▸ **WHAT NEEDS TO BE DONE**: Every line of the data that contains the string "tartsa" must be copied.

---*---

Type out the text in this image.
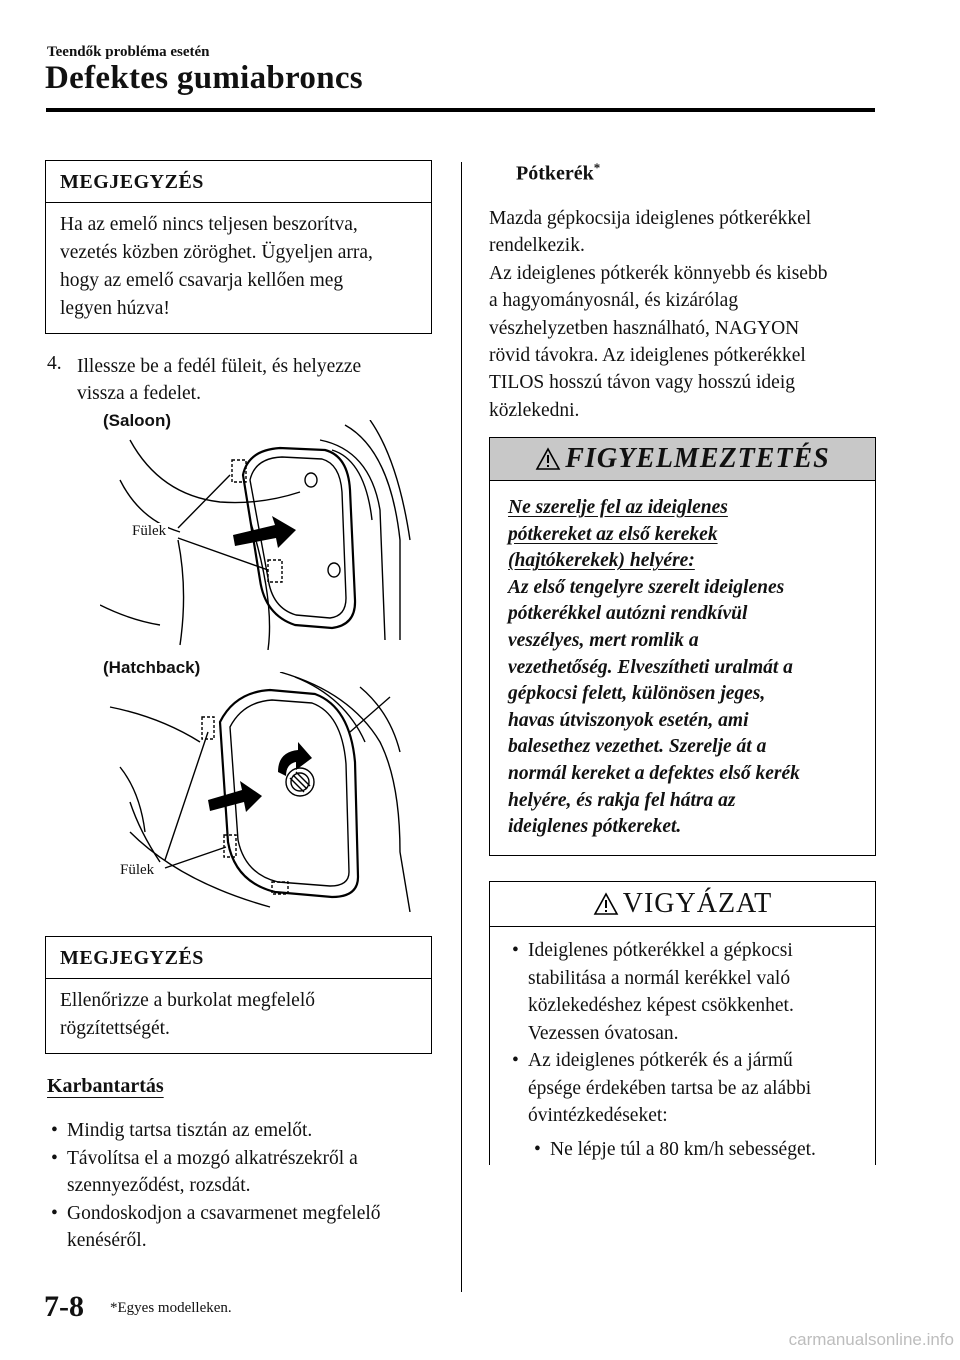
Teendők probléma esetén
Defektes gumiabroncs
MEGJEGYZÉS
Ha az emelő nincs teljesen beszorítva,
vezetés közben zöröghet. Ügyeljen arra,
hogy az emelő csavarja kellően meg
legyen húzva!
4. Illessze be a fedél füleit, és helyezze
vissza a fedelet.
(Saloon)
Fülek
(Hatchback)
Fülek
MEGJEGYZÉS
Ellenőrizze a burkolat megfelelő
rögzítettségét.
Karbantartás
• Mindig tartsa tisztán az emelőt.
• Távolítsa el a mozgó alkatrészekről a
szennyeződést, rozsdát.
• Gondoskodjon a csavarmenet megfelelő
kenéséről.
Pótkerék*
Mazda gépkocsija ideiglenes pótkerékkel
rendelkezik.
Az ideiglenes pótkerék könnyebb és kisebb
a hagyományosnál, és kizárólag
vészhelyzetben használható, NAGYON
rövid távokra. Az ideiglenes pótkerékkel
TILOS hosszú távon vagy hosszú ideig
közlekedni.
FIGYELMEZTETÉS
Ne szerelje fel az ideiglenes
pótkereket az első kerekek
(hajtókerekek) helyére:
Az első tengelyre szerelt ideiglenes
pótkerékkel autózni rendkívül
veszélyes, mert romlik a
vezethetőség. Elveszítheti uralmát a
gépkocsi felett, különösen jeges,
havas útviszonyok esetén, ami
balesethez vezethet. Szerelje át a
normál kereket a defektes első kerék
helyére, és rakja fel hátra az
ideiglenes pótkereket.
VIGYÁZAT
• Ideiglenes pótkerékkel a gépkocsi
stabilitása a normál kerékkel való
közlekedéshez képest csökkenhet.
Vezessen óvatosan.
• Az ideiglenes pótkerék és a jármű
épsége érdekében tartsa be az alábbi
óvintézkedéseket:
• Ne lépje túl a 80 km/h sebességet.
7-8 *Egyes modelleken.
carmanualsonline.info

---*---

▸ **EXERCISE OUTPUT**:
• Mindig tartsa tisztán az emelőt.
épsége érdekében tartsa be az alábbi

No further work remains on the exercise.